>> Begin INPUT FOR THIS TASK

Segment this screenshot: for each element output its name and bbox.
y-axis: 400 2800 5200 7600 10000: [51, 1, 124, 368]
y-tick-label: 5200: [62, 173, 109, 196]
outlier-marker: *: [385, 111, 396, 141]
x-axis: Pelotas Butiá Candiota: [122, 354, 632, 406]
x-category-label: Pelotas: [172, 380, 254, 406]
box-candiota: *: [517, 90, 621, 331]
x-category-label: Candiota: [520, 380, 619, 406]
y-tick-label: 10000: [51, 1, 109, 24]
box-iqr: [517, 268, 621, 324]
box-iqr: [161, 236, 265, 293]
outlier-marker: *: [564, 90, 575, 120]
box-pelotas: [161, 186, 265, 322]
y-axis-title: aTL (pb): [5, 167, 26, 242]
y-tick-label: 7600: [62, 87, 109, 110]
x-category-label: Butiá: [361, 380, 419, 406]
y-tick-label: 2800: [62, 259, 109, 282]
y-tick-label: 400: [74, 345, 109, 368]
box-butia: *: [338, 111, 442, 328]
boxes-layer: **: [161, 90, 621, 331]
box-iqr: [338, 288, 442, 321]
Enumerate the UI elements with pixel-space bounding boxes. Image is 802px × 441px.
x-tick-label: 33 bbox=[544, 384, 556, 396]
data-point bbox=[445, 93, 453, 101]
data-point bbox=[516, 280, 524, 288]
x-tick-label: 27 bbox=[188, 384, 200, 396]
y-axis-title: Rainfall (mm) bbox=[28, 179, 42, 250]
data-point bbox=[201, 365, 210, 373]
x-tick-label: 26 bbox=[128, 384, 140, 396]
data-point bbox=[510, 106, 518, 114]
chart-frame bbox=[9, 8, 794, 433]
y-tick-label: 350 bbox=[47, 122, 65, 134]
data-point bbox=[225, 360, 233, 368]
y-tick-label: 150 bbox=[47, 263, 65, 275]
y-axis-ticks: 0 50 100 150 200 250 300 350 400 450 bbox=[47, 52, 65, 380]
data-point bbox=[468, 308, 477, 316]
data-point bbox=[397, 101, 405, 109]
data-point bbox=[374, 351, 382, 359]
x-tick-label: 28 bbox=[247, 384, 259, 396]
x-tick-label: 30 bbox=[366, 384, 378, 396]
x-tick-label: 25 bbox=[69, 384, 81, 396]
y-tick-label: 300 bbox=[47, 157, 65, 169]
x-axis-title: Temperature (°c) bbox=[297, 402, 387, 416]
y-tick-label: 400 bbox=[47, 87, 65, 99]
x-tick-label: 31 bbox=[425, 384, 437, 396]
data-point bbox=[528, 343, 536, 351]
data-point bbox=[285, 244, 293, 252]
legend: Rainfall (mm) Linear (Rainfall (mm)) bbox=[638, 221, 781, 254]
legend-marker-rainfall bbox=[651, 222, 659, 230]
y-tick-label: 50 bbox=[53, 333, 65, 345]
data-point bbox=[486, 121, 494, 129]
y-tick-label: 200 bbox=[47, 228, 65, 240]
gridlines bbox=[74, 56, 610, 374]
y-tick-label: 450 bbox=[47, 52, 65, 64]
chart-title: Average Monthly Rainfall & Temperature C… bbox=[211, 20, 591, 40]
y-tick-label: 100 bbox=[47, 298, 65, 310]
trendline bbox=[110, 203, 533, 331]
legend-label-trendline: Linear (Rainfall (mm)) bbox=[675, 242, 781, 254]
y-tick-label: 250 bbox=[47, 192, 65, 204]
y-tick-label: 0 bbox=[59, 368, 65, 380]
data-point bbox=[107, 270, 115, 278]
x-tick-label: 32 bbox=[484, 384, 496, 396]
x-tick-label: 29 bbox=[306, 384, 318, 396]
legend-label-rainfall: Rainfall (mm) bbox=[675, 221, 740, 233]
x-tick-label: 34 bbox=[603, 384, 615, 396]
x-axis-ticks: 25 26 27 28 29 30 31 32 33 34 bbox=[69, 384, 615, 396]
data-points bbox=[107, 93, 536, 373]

>> End INPUT FOR THIS TASK

- **PROBLEM**
Could you gather every line from the records above that contains the string "axis"?

- **PROBLEM SOLUTION**
y-axis: 400 2800 5200 7600 10000: [51, 1, 124, 368]
x-axis: Pelotas Butiá Candiota: [122, 354, 632, 406]
y-axis-title: aTL (pb): [5, 167, 26, 242]
y-axis-title: Rainfall (mm) bbox=[28, 179, 42, 250]
y-axis-ticks: 0 50 100 150 200 250 300 350 400 450 bbox=[47, 52, 65, 380]
x-axis-title: Temperature (°c) bbox=[297, 402, 387, 416]
x-axis-ticks: 25 26 27 28 29 30 31 32 33 34 bbox=[69, 384, 615, 396]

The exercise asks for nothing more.